#### [Stated goal]
Reproduce the listing below without any change.

#### [Data section]
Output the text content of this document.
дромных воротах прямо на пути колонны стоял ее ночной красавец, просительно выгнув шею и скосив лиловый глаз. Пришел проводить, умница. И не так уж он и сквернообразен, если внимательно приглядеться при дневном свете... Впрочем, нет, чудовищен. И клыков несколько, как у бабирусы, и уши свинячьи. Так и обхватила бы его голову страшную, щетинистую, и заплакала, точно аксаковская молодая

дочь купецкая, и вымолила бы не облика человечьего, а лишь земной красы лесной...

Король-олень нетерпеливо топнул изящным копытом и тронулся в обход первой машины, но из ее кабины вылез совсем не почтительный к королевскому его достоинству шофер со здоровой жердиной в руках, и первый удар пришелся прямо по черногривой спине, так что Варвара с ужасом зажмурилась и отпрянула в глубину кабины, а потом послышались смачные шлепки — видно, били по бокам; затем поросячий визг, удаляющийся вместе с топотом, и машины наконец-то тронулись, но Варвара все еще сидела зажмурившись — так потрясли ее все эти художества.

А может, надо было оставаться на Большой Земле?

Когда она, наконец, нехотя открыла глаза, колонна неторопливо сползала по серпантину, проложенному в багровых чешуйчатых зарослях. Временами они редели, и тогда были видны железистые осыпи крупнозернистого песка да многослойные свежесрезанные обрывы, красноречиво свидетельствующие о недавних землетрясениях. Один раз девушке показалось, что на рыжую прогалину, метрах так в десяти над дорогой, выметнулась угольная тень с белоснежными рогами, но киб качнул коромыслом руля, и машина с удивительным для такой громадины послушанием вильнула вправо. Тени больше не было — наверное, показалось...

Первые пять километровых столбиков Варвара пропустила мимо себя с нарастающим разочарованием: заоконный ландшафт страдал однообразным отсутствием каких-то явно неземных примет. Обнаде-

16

#### [Task answer]
Output the text content of this document.
дромных воротах прямо на пути колонны стоял ее ночной красавец, просительно выгнув шею и скосив лиловый глаз. Пришел проводить, умница. И не так уж он и сквернообразен, если внимательно приглядеться при дневном свете... Впрочем, нет, чудовищен. И клыков несколько, как у бабирусы, и уши свинячьи. Так и обхватила бы его голову страшную, щетинистую, и заплакала, точно аксаковская молодая

дочь купецкая, и вымолила бы не облика человечьего, а лишь земной красы лесной...

Король-олень нетерпеливо топнул изящным копытом и тронулся в обход первой машины, но из ее кабины вылез совсем не почтительный к королевскому его достоинству шофер со здоровой жердиной в руках, и первый удар пришелся прямо по черногривой спине, так что Варвара с ужасом зажмурилась и отпрянула в глубину кабины, а потом послышались смачные шлепки — видно, били по бокам; затем поросячий визг, удаляющийся вместе с топотом, и машины наконец-то тронулись, но Варвара все еще сидела зажмурившись — так потрясли ее все эти художества.

А может, надо было оставаться на Большой Земле?

Когда она, наконец, нехотя открыла глаза, колонна неторопливо сползала по серпантину, проложенному в багровых чешуйчатых зарослях. Временами они редели, и тогда были видны железистые осыпи крупнозернистого песка да многослойные свежесрезанные обрывы, красноречиво свидетельствующие о недавних землетрясениях. Один раз девушке показалось, что на рыжую прогалину, метрах так в десяти над дорогой, выметнулась угольная тень с белоснежными рогами, но киб качнул коромыслом руля, и машина с удивительным для такой громадины послушанием вильнула вправо. Тени больше не было — наверное, показалось...

Первые пять километровых столбиков Варвара пропустила мимо себя с нарастающим разочарованием: заоконный ландшафт страдал однообразным отсутствием каких-то явно неземных примет. Обнаде-

16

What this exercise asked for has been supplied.